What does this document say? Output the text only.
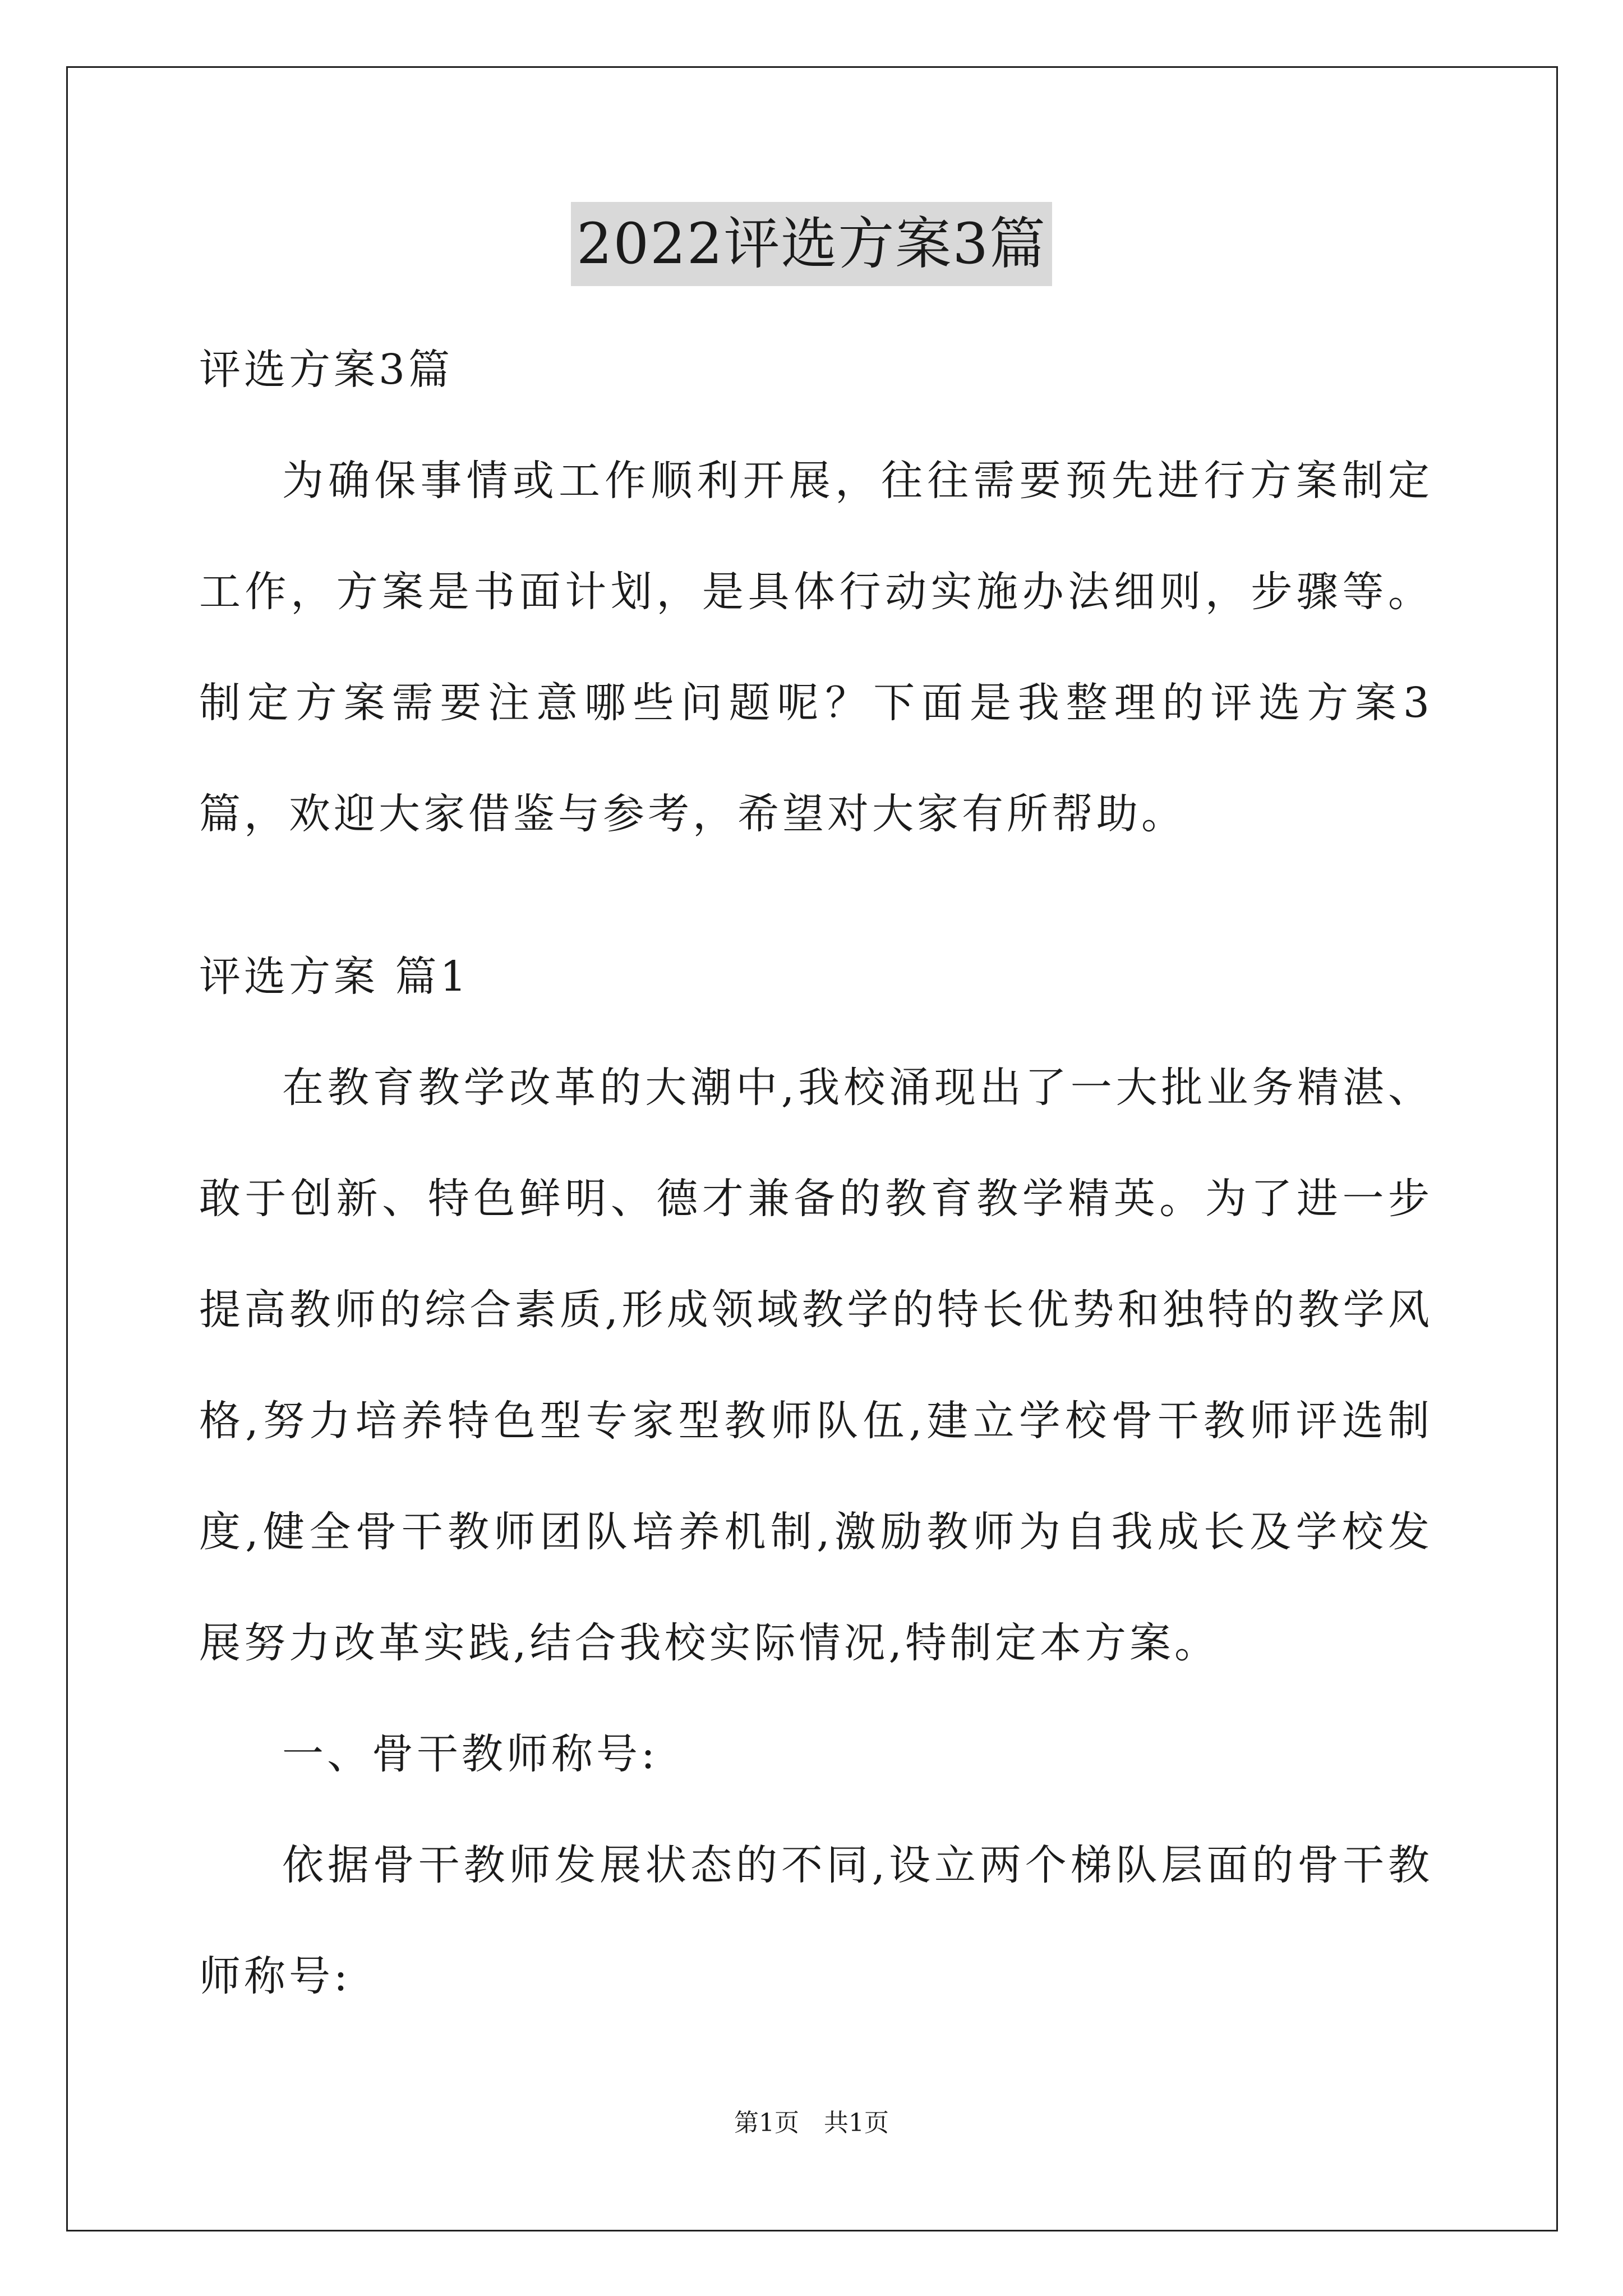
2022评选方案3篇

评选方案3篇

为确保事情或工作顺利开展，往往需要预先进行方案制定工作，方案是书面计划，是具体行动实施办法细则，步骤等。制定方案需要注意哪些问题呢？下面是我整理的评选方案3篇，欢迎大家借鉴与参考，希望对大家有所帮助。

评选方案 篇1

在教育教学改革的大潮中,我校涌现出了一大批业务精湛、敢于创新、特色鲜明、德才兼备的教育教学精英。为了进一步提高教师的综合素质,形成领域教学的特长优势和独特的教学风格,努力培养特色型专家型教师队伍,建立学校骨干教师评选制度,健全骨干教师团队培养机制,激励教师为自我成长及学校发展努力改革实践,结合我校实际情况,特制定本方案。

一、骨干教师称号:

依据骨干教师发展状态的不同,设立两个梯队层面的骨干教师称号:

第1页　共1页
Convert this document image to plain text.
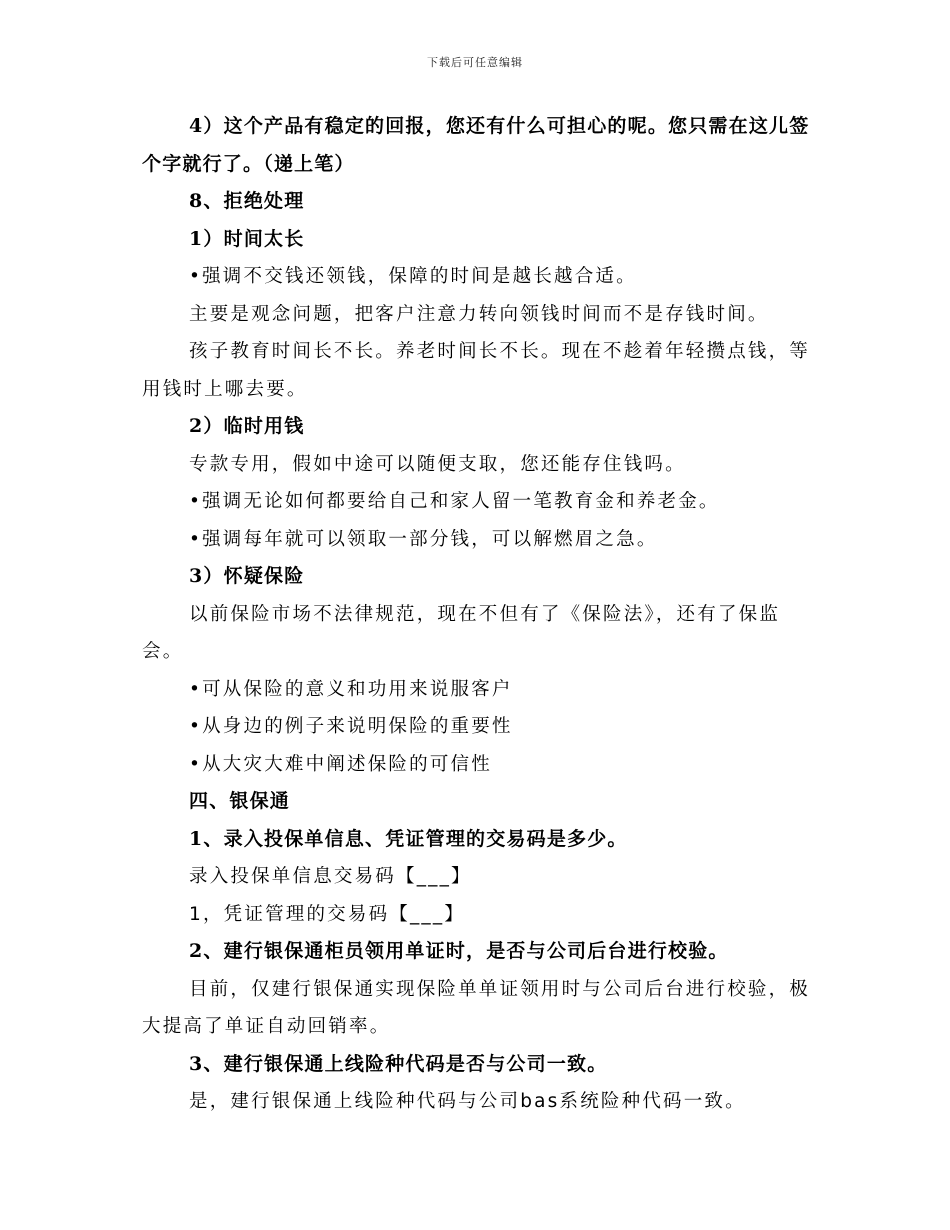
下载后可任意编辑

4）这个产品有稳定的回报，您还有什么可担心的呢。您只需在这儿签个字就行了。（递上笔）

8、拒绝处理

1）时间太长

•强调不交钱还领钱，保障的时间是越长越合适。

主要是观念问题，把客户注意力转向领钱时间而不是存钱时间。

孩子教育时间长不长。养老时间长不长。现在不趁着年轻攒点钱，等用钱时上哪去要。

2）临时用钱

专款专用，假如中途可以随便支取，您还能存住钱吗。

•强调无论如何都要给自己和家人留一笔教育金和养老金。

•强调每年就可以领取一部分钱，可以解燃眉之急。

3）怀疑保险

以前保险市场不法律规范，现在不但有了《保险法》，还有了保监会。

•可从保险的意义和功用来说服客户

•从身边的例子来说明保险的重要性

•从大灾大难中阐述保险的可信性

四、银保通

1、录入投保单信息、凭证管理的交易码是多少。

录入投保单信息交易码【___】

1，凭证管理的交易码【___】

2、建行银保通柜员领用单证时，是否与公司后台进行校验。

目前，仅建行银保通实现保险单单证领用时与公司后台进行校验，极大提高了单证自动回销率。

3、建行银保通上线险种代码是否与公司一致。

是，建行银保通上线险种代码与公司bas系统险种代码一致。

——

GOAL | Take the line containing "Convert this document image to plain text." and every line after it up to the end of the entries, and quote them exactly. Both ends count; the pictures do not.

WRITTEN SOLUTION |
Convert this document image to plain text.
下载后可任意编辑

4）这个产品有稳定的回报，您还有什么可担心的呢。您只需在这儿签个字就行了。（递上笔）

8、拒绝处理

1）时间太长

•强调不交钱还领钱，保障的时间是越长越合适。

主要是观念问题，把客户注意力转向领钱时间而不是存钱时间。

孩子教育时间长不长。养老时间长不长。现在不趁着年轻攒点钱，等用钱时上哪去要。

2）临时用钱

专款专用，假如中途可以随便支取，您还能存住钱吗。

•强调无论如何都要给自己和家人留一笔教育金和养老金。

•强调每年就可以领取一部分钱，可以解燃眉之急。

3）怀疑保险

以前保险市场不法律规范，现在不但有了《保险法》，还有了保监会。

•可从保险的意义和功用来说服客户

•从身边的例子来说明保险的重要性

•从大灾大难中阐述保险的可信性

四、银保通

1、录入投保单信息、凭证管理的交易码是多少。

录入投保单信息交易码【___】

1，凭证管理的交易码【___】

2、建行银保通柜员领用单证时，是否与公司后台进行校验。

目前，仅建行银保通实现保险单单证领用时与公司后台进行校验，极大提高了单证自动回销率。

3、建行银保通上线险种代码是否与公司一致。

是，建行银保通上线险种代码与公司bas系统险种代码一致。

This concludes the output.